Directions: Gather the lines from the material that contain "Makassar".
<<<<
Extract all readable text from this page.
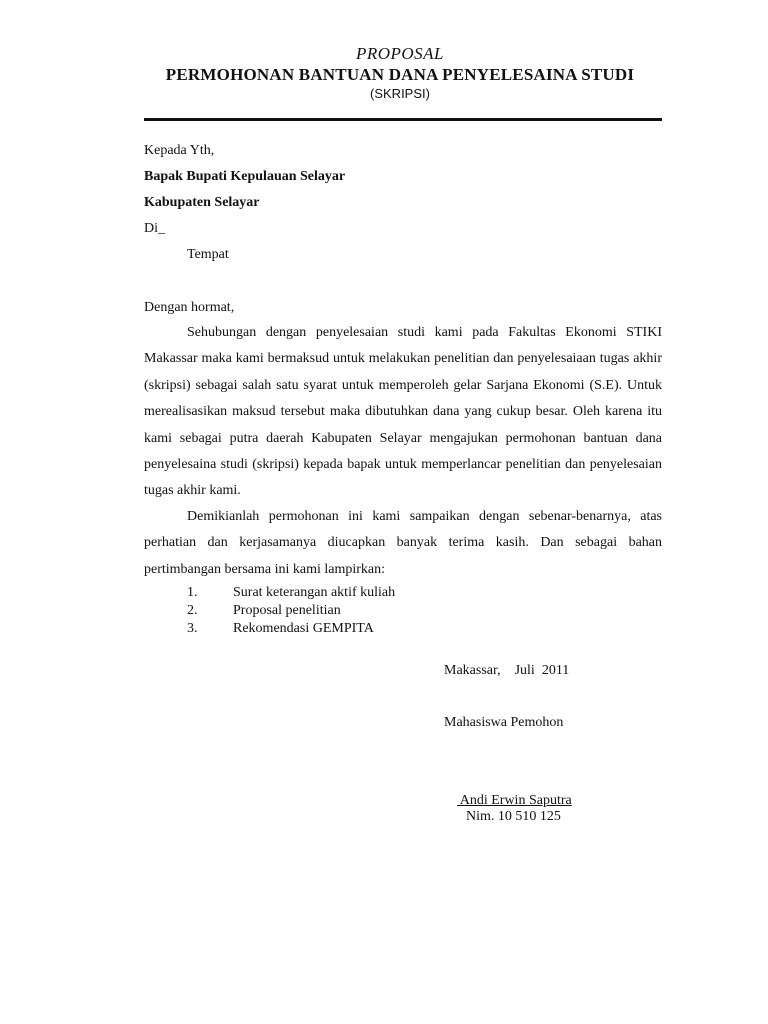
PROPOSAL
PERMOHONAN BANTUAN DANA PENYELESAINA STUDI
(SKRIPSI)
Kepada Yth,
Bapak Bupati Kepulauan Selayar
Kabupaten Selayar
Di_
Tempat
Dengan hormat,

Sehubungan dengan penyelesaian studi kami pada Fakultas Ekonomi STIKI Makassar maka kami bermaksud untuk melakukan penelitian dan penyelesaiaan tugas akhir (skripsi) sebagai salah satu syarat untuk memperoleh gelar Sarjana Ekonomi (S.E). Untuk merealisasikan maksud tersebut maka dibutuhkan dana yang cukup besar. Oleh karena itu kami sebagai putra daerah Kabupaten Selayar mengajukan permohonan bantuan dana penyelesaina studi (skripsi) kepada bapak untuk memperlancar penelitian dan penyelesaian tugas akhir kami.

Demikianlah permohonan ini kami sampaikan dengan sebenar-benarnya, atas perhatian dan kerjasamanya diucapkan banyak terima kasih. Dan sebagai bahan pertimbangan bersama ini kami lampirkan:

1.	Surat keterangan aktif kuliah
2.	Proposal penelitian
3.	Rekomendasi GEMPITA
Makassar,    Juli  2011
Mahasiswa Pemohon
Andi Erwin Saputra
Nim. 10 510 125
>>>>
Correct result:
Sehubungan dengan penyelesaian studi kami pada Fakultas Ekonomi STIKI Makassar maka kami bermaksud untuk melakukan penelitian dan penyelesaiaan tugas akhir (skripsi) sebagai salah satu syarat untuk memperoleh gelar Sarjana Ekonomi (S.E). Untuk merealisasikan maksud tersebut maka dibutuhkan dana yang cukup besar. Oleh karena itu kami sebagai putra daerah Kabupaten Selayar mengajukan permohonan bantuan dana penyelesaina studi (skripsi) kepada bapak untuk memperlancar penelitian dan penyelesaian tugas akhir kami.
Makassar,    Juli  2011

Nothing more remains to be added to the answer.